TASK DESCRIPTION -
Format the lines as a JSON list of strings, one string per line and blank lines left out. Begin at the line containing "x-tick-label: 80: [751, 299, 768, 314]" and stop after the line containing "data-point: [377, 206, 385, 214]".

--- DATA ENTRIES ---

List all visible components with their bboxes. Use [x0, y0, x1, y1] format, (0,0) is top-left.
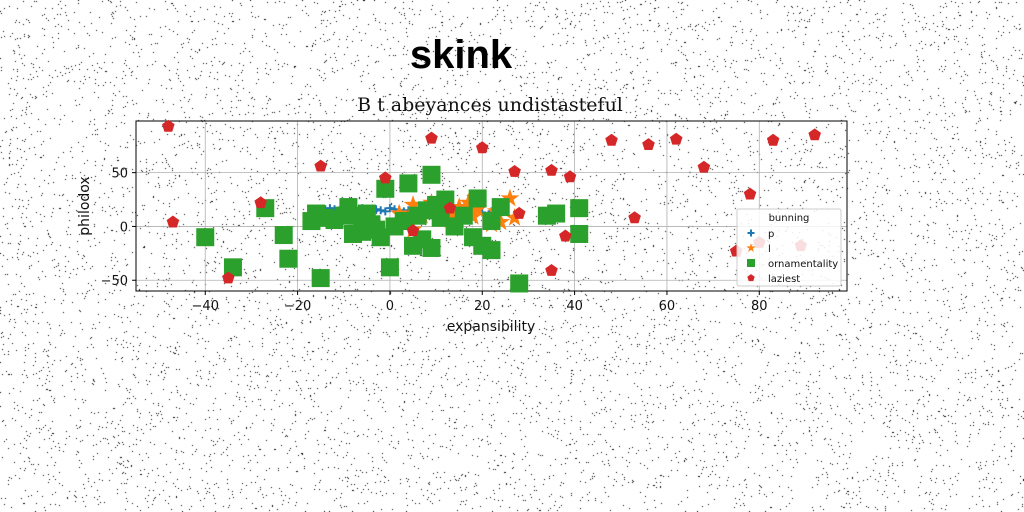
x-tick-label: 80: [751, 299, 768, 314]
data-point: [381, 258, 399, 276]
data-point: [279, 250, 297, 268]
x-axis-label: expansibility: [447, 319, 536, 335]
legend: bunning pl ornamentality laziest: [737, 209, 841, 286]
data-point: [642, 138, 655, 150]
data-point: [547, 205, 565, 223]
legend-label: laziest: [768, 274, 800, 285]
series-layer: [162, 120, 821, 293]
data-point: [483, 241, 501, 259]
legend-label: l: [768, 244, 771, 255]
data-point: [422, 166, 440, 184]
data-point: [275, 226, 293, 244]
chart-suptitle: skink: [410, 33, 513, 77]
data-point: [510, 274, 528, 292]
data-point: [559, 230, 572, 242]
data-point: [377, 206, 385, 214]
legend-label: ornamentality: [768, 259, 838, 270]
data-point: [476, 141, 489, 153]
data-point: [162, 120, 175, 132]
data-point: [570, 199, 588, 217]
y-tick-label: −50: [101, 274, 128, 289]
x-tick-label: 40: [566, 299, 583, 314]
data-point: [628, 211, 641, 223]
series-ornamentality: [196, 166, 588, 293]
data-point: [455, 207, 473, 225]
data-point: [399, 174, 417, 192]
x-tick-label: 60: [659, 299, 676, 314]
legend-title: bunning: [769, 213, 810, 224]
data-point: [167, 216, 180, 228]
y-tick-label: 50: [111, 167, 128, 182]
x-tick-label: 20: [474, 299, 491, 314]
data-point: [570, 225, 588, 243]
y-tick-label: 0: [120, 220, 128, 235]
data-point: [545, 164, 558, 176]
data-point: [670, 133, 683, 145]
data-point: [545, 264, 558, 276]
data-point: [254, 196, 267, 208]
data-point: [425, 132, 438, 144]
legend-label: p: [768, 229, 774, 240]
data-point: [196, 228, 214, 246]
data-point: [767, 134, 780, 146]
data-point: [605, 134, 618, 146]
data-point: [314, 160, 327, 172]
data-point: [469, 189, 487, 207]
data-point: [508, 165, 521, 177]
x-tick-label: −20: [284, 299, 311, 314]
x-tick-label: −40: [192, 299, 219, 314]
data-point: [312, 269, 330, 287]
data-point: [808, 128, 821, 140]
data-point: [744, 188, 757, 200]
legend-marker: [747, 259, 755, 267]
data-point: [492, 198, 510, 216]
y-axis-label: philodox: [77, 176, 93, 235]
data-point: [698, 161, 711, 173]
x-tick-label: 0: [386, 299, 394, 314]
chart-title: B t abeyances undistasteful: [357, 94, 623, 116]
data-point: [422, 239, 440, 257]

---

WRITTEN ANSWER -
[
  "x-tick-label: 80: [751, 299, 768, 314]",
  "data-point: [381, 258, 399, 276]",
  "data-point: [279, 250, 297, 268]",
  "x-axis-label: expansibility: [447, 319, 536, 335]",
  "legend: bunning pl ornamentality laziest: [737, 209, 841, 286]",
  "data-point: [642, 138, 655, 150]",
  "data-point: [547, 205, 565, 223]",
  "legend-label: laziest: [768, 274, 800, 285]",
  "series-layer: [162, 120, 821, 293]",
  "data-point: [483, 241, 501, 259]",
  "legend-label: l: [768, 244, 771, 255]",
  "data-point: [422, 166, 440, 184]",
  "data-point: [275, 226, 293, 244]",
  "chart-suptitle: skink: [410, 33, 513, 77]",
  "data-point: [510, 274, 528, 292]",
  "data-point: [559, 230, 572, 242]",
  "data-point: [377, 206, 385, 214]"
]